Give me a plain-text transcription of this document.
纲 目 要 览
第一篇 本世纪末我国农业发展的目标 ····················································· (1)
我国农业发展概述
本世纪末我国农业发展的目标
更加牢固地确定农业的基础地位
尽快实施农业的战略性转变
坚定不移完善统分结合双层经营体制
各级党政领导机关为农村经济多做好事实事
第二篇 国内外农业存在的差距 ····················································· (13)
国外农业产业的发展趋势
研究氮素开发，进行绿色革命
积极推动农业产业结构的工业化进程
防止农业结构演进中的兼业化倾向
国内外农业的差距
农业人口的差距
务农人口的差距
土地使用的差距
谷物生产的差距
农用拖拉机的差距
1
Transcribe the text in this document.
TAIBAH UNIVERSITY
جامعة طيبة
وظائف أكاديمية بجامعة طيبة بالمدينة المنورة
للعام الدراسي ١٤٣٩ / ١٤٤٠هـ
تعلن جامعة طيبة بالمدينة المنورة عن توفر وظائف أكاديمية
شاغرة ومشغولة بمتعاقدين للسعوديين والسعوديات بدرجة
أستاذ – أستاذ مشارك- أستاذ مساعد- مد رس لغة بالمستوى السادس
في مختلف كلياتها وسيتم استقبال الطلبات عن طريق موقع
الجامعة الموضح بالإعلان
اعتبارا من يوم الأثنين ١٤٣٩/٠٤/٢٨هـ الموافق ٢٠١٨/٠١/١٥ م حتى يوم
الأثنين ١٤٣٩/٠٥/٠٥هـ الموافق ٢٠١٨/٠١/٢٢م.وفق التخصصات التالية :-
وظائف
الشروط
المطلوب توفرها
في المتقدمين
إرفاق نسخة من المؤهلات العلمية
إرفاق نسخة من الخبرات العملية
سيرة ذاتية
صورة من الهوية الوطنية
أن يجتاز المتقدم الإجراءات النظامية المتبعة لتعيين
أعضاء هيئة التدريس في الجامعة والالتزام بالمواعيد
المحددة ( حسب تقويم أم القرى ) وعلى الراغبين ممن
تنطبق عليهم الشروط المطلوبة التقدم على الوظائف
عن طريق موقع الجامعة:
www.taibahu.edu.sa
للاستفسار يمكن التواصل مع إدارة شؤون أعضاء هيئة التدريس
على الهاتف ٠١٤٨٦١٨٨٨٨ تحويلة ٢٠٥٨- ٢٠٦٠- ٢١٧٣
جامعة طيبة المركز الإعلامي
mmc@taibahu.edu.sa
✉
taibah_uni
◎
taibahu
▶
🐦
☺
◆ ◆ ◆ ◆
Answer with one number only: how many lines above contain the word "طريق".

▶ [Solution to the problem]: 2